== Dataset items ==
★ ★ ★

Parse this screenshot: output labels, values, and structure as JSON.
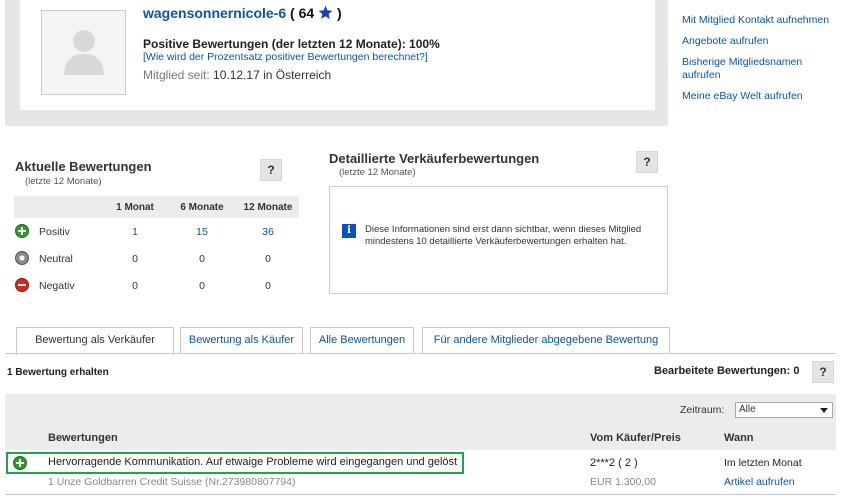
{
  "profile": {
    "username": "wagensonnernicole-6",
    "score_prefix": "(",
    "score": "64",
    "score_suffix": ")",
    "positive_pct": "Positive Bewertungen (der letzten 12 Monate): 100%",
    "calc_link": "[Wie wird der Prozentsatz positiver Bewertungen berechnet?]",
    "member_since_label": "Mitglied seit:",
    "member_since_value": "10.12.17 in Österreich",
    "star_color": "#1c3fb8"
  },
  "right_links": [
    "Mit Mitglied Kontakt aufnehmen",
    "Angebote aufrufen",
    "Bisherige Mitgliedsnamen aufrufen",
    "Meine eBay Welt aufrufen"
  ],
  "current": {
    "title": "Aktuelle Bewertungen",
    "subtitle": "(letzte 12 Monate)",
    "help": "?",
    "columns": [
      "1 Monat",
      "6 Monate",
      "12 Monate"
    ],
    "rows": [
      {
        "label": "Positiv",
        "values": [
          "1",
          "15",
          "36"
        ],
        "color": "#2a9d2a"
      },
      {
        "label": "Neutral",
        "values": [
          "0",
          "0",
          "0"
        ],
        "color": "#8a8a8a"
      },
      {
        "label": "Negativ",
        "values": [
          "0",
          "0",
          "0"
        ],
        "color": "#d9261c"
      }
    ]
  },
  "detailed": {
    "title": "Detaillierte Verkäuferbewertungen",
    "subtitle": "(letzte 12 Monate)",
    "help": "?",
    "info_text": "Diese Informationen sind erst dann sichtbar, wenn dieses Mitglied mindestens 10 detaillierte Verkäuferbewertungen erhalten hat."
  },
  "tabs": [
    "Bewertung als Verkäufer",
    "Bewertung als Käufer",
    "Alle Bewertungen",
    "Für andere Mitglieder abgegebene Bewertung"
  ],
  "results": {
    "count": "1 Bewertung erhalten",
    "edited": "Bearbeitete Bewertungen: 0",
    "help": "?",
    "period_label": "Zeitraum:",
    "period_value": "Alle",
    "headers": {
      "feedback": "Bewertungen",
      "buyer": "Vom Käufer/Preis",
      "when": "Wann"
    },
    "row": {
      "comment": "Hervorragende Kommunikation. Auf etwaige Probleme wird eingegangen und gelöst",
      "buyer": "2***2 ( 2 )",
      "when": "Im letzten Monat",
      "item": "1 Unze Goldbarren Credit Suisse (Nr.273980807794)",
      "price": "EUR 1.300,00",
      "item_link": "Artikel aufrufen",
      "highlight_color": "#1ea64a"
    }
  }
}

★ ★ ★

== Goal ==
Find the word "aufrufen" and list each line it appears in.

== Exercise output ==
    "Angebote aufrufen",
    "Bisherige Mitgliedsnamen aufrufen",
    "Meine eBay Welt aufrufen"
      "item_link": "Artikel aufrufen",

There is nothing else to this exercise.